=== Input rows ===
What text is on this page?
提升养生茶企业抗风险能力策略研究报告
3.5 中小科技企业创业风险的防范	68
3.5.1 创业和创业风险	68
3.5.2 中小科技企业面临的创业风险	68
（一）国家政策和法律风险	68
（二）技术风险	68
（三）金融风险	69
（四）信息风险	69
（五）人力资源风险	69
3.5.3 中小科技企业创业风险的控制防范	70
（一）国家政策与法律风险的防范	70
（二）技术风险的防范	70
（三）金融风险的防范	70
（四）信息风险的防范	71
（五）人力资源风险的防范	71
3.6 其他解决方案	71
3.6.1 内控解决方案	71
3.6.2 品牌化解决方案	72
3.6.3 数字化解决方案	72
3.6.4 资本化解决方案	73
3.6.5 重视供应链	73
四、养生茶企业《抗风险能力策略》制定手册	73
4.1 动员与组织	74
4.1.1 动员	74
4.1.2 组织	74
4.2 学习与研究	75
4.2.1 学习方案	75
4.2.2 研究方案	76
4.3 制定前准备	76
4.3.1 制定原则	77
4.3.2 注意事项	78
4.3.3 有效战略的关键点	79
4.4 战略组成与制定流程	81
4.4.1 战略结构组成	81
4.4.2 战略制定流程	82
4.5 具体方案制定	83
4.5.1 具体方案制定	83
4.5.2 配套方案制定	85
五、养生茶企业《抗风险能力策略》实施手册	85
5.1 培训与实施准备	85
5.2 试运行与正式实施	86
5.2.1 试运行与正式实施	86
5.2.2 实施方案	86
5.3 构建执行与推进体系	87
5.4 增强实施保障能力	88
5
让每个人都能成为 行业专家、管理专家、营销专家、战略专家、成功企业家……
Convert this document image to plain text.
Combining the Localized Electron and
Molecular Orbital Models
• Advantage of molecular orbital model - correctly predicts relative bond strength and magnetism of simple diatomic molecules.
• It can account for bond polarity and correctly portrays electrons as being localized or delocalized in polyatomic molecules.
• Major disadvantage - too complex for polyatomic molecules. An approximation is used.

=== Directions for this task ===
Quote the material exactly, leaving nothing out.

=== Answer below ===
What text is on this page?
提升养生茶企业抗风险能力策略研究报告
3.5 中小科技企业创业风险的防范	68
3.5.1 创业和创业风险	68
3.5.2 中小科技企业面临的创业风险	68
（一）国家政策和法律风险	68
（二）技术风险	68
（三）金融风险	69
（四）信息风险	69
（五）人力资源风险	69
3.5.3 中小科技企业创业风险的控制防范	70
（一）国家政策与法律风险的防范	70
（二）技术风险的防范	70
（三）金融风险的防范	70
（四）信息风险的防范	71
（五）人力资源风险的防范	71
3.6 其他解决方案	71
3.6.1 内控解决方案	71
3.6.2 品牌化解决方案	72
3.6.3 数字化解决方案	72
3.6.4 资本化解决方案	73
3.6.5 重视供应链	73
四、养生茶企业《抗风险能力策略》制定手册	73
4.1 动员与组织	74
4.1.1 动员	74
4.1.2 组织	74
4.2 学习与研究	75
4.2.1 学习方案	75
4.2.2 研究方案	76
4.3 制定前准备	76
4.3.1 制定原则	77
4.3.2 注意事项	78
4.3.3 有效战略的关键点	79
4.4 战略组成与制定流程	81
4.4.1 战略结构组成	81
4.4.2 战略制定流程	82
4.5 具体方案制定	83
4.5.1 具体方案制定	83
4.5.2 配套方案制定	85
五、养生茶企业《抗风险能力策略》实施手册	85
5.1 培训与实施准备	85
5.2 试运行与正式实施	86
5.2.1 试运行与正式实施	86
5.2.2 实施方案	86
5.3 构建执行与推进体系	87
5.4 增强实施保障能力	88
5
让每个人都能成为 行业专家、管理专家、营销专家、战略专家、成功企业家……
Convert this document image to plain text.
Combining the Localized Electron and
Molecular Orbital Models
• Advantage of molecular orbital model - correctly predicts relative bond strength and magnetism of simple diatomic molecules.
• It can account for bond polarity and correctly portrays electrons as being localized or delocalized in polyatomic molecules.
• Major disadvantage - too complex for polyatomic molecules. An approximation is used.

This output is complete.